## Dataset
== == ==

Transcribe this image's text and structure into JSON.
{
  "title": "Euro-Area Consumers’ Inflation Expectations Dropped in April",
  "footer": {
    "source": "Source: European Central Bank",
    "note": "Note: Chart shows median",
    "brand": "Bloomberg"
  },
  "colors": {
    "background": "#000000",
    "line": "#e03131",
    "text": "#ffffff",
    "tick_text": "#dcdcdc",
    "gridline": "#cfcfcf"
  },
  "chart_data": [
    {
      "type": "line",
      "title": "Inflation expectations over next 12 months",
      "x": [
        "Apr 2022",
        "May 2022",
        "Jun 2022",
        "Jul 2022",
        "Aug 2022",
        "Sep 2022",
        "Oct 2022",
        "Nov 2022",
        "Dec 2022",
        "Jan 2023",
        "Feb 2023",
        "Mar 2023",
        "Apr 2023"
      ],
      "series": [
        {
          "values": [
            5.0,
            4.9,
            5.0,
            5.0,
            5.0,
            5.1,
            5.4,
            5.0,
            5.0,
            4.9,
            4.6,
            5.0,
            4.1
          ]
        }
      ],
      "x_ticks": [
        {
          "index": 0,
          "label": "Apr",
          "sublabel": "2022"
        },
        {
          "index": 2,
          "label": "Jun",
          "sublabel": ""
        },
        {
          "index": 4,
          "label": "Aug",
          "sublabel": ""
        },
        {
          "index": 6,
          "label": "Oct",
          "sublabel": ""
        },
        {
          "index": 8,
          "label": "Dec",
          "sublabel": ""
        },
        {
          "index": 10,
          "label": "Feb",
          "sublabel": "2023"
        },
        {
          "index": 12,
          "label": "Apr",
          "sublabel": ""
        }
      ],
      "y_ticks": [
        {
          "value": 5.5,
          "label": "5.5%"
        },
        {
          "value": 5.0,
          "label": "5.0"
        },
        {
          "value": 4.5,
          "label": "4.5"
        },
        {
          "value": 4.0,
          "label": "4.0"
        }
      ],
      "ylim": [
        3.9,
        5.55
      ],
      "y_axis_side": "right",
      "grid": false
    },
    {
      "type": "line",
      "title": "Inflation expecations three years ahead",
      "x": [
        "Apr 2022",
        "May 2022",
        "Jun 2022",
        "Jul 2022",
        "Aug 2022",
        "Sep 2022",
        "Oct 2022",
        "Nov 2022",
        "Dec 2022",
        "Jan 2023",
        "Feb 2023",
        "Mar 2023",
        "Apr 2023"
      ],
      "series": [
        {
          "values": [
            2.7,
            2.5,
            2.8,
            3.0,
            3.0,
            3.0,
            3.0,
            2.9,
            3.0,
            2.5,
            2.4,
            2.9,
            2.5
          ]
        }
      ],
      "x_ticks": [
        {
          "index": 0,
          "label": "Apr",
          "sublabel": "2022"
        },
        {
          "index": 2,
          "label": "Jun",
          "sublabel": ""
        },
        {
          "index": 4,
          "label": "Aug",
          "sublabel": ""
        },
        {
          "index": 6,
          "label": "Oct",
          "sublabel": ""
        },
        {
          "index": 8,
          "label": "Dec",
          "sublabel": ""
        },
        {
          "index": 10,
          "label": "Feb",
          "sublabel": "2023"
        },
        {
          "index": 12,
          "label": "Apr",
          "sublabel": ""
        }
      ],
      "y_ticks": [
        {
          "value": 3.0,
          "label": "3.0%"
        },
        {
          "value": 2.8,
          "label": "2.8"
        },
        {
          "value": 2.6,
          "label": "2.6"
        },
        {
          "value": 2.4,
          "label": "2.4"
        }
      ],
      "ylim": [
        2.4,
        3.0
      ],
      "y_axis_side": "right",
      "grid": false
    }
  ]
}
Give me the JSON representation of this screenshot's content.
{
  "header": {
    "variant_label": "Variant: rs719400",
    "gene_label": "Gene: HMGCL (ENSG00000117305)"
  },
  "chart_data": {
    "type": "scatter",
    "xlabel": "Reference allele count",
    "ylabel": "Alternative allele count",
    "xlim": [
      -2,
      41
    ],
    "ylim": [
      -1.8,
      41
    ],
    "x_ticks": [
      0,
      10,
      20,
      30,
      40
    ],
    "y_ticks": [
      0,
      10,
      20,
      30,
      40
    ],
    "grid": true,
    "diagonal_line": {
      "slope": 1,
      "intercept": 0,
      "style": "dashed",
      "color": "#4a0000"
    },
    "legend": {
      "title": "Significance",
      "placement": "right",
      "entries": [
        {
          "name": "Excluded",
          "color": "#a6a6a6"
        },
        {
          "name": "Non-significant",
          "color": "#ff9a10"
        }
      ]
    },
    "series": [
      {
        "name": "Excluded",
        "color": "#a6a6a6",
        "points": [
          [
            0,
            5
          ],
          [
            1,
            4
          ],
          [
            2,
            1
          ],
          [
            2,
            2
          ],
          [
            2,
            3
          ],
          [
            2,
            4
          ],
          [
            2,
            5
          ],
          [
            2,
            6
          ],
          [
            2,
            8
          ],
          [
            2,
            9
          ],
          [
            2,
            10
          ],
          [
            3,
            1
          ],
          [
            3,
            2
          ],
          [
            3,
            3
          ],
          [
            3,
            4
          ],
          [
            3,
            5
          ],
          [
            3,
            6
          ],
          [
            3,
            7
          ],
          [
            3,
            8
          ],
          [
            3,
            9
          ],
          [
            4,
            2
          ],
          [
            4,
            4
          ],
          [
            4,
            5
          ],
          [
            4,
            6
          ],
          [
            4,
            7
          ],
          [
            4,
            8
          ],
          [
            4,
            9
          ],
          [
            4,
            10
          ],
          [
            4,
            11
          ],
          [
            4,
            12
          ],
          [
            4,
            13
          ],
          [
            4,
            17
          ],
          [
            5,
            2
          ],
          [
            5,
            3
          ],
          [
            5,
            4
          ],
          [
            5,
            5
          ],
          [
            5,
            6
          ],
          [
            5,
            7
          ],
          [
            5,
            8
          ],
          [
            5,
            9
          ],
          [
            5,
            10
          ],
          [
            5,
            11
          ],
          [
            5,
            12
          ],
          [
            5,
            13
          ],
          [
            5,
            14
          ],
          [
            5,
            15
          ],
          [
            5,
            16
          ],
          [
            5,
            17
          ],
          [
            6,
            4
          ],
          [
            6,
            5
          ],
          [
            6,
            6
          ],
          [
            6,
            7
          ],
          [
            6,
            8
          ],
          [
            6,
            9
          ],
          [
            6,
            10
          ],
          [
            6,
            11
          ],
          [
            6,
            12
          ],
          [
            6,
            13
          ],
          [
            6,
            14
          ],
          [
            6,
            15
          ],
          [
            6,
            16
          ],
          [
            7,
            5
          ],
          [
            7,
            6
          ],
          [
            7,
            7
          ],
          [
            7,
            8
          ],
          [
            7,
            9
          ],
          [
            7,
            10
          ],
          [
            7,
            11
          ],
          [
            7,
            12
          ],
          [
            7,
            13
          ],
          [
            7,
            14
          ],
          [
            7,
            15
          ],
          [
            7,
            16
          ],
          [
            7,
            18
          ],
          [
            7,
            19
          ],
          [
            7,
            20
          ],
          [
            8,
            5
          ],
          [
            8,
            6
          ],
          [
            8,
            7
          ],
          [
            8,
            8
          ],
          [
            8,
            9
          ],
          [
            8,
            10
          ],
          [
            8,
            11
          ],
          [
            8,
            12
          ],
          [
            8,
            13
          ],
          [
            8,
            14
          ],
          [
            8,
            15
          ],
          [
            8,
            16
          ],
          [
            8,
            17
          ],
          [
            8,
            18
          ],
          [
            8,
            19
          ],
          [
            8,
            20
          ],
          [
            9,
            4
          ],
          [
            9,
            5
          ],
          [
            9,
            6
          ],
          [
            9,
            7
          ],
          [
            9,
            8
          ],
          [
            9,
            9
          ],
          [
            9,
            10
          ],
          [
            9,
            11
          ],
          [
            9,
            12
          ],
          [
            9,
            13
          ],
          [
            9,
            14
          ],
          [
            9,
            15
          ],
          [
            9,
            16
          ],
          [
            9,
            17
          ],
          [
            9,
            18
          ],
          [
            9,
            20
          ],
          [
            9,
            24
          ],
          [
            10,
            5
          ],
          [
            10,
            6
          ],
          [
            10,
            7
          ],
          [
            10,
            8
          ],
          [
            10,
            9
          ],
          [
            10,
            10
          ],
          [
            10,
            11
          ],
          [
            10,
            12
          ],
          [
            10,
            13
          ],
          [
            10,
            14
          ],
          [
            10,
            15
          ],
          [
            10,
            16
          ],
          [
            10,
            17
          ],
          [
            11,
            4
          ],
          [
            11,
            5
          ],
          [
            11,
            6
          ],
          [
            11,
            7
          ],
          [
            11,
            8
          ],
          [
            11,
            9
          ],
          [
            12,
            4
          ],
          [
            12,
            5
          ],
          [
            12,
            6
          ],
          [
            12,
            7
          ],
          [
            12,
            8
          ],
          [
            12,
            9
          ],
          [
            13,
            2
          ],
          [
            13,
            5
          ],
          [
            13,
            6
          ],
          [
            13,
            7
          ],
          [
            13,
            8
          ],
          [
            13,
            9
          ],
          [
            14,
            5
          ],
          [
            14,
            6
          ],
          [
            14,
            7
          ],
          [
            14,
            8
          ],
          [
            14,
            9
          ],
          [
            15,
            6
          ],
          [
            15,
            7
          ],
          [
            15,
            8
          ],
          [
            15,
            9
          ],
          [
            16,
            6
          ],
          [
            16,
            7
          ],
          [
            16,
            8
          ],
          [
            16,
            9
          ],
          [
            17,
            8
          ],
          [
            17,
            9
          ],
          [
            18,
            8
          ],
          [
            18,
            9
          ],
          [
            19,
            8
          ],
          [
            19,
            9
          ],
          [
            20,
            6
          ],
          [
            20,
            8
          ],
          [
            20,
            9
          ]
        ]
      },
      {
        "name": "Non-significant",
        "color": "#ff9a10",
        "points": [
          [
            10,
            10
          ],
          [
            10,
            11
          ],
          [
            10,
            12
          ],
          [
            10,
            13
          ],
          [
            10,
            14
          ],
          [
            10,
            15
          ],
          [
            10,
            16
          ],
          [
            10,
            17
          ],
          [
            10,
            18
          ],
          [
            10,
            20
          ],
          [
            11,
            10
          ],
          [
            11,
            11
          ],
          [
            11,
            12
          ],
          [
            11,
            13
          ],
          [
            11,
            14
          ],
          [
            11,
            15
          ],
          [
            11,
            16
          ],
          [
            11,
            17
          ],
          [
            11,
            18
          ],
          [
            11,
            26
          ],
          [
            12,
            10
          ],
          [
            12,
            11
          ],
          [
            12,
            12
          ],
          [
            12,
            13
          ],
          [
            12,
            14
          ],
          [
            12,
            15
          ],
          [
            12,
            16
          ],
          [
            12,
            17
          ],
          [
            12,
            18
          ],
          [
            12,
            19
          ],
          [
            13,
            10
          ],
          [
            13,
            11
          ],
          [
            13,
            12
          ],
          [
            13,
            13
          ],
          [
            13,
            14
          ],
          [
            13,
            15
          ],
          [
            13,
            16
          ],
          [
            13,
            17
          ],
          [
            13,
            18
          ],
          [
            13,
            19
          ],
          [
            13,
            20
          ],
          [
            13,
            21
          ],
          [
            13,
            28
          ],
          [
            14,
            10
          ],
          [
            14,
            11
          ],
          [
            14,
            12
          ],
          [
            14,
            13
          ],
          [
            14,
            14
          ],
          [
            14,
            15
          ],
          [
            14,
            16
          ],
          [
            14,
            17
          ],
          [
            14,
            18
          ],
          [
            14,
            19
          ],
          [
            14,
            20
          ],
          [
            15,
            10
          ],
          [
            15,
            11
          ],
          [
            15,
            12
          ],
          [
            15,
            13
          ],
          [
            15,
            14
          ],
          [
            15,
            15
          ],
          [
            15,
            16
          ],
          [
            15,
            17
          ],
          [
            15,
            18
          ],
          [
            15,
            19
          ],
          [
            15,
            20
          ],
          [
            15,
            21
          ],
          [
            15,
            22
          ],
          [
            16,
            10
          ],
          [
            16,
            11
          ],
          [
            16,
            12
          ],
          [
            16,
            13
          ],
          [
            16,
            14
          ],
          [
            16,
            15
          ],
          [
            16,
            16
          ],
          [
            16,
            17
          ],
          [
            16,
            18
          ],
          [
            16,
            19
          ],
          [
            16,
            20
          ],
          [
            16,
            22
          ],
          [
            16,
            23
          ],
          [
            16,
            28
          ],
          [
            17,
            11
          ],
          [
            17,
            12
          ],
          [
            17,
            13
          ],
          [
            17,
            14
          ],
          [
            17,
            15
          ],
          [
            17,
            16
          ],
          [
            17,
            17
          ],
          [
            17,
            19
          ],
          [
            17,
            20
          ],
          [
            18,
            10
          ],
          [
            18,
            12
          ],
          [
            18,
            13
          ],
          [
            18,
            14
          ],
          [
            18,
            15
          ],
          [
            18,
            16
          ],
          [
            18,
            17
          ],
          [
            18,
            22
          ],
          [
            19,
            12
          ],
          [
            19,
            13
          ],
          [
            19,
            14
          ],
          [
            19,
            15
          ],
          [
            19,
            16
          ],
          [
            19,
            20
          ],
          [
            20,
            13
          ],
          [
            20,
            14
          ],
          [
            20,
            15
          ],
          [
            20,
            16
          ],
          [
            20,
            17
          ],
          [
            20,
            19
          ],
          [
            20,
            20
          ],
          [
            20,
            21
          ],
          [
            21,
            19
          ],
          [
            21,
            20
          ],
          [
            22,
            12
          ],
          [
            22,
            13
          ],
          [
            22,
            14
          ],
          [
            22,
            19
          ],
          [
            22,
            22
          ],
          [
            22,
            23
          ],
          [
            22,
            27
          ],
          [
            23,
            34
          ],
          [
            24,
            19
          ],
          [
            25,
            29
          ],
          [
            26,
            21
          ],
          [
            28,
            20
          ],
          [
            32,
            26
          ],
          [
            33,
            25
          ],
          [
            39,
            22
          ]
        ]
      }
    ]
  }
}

== == ==

## Problem requirements
For the listing above, identify each line bearing "title".

## Written answer
  "title": "Euro-Area Consumers’ Inflation Expectations Dropped in April",
      "title": "Inflation expectations over next 12 months",
      "title": "Inflation expecations three years ahead",
      "title": "Significance",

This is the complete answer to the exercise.